→ Extracted entries
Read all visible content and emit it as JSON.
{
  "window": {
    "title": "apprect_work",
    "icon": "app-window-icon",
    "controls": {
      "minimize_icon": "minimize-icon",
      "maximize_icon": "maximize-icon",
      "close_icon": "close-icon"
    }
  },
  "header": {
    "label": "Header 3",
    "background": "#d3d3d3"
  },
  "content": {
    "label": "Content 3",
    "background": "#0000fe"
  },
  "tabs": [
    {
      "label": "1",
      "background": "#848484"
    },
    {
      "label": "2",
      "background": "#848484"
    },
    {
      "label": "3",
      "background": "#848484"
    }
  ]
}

→ Set exercise
Reproduce the complete set of lines precisely as supplied.

→ Answer below
Read all visible content and emit it as JSON.
{
  "window": {
    "title": "apprect_work",
    "icon": "app-window-icon",
    "controls": {
      "minimize_icon": "minimize-icon",
      "maximize_icon": "maximize-icon",
      "close_icon": "close-icon"
    }
  },
  "header": {
    "label": "Header 3",
    "background": "#d3d3d3"
  },
  "content": {
    "label": "Content 3",
    "background": "#0000fe"
  },
  "tabs": [
    {
      "label": "1",
      "background": "#848484"
    },
    {
      "label": "2",
      "background": "#848484"
    },
    {
      "label": "3",
      "background": "#848484"
    }
  ]
}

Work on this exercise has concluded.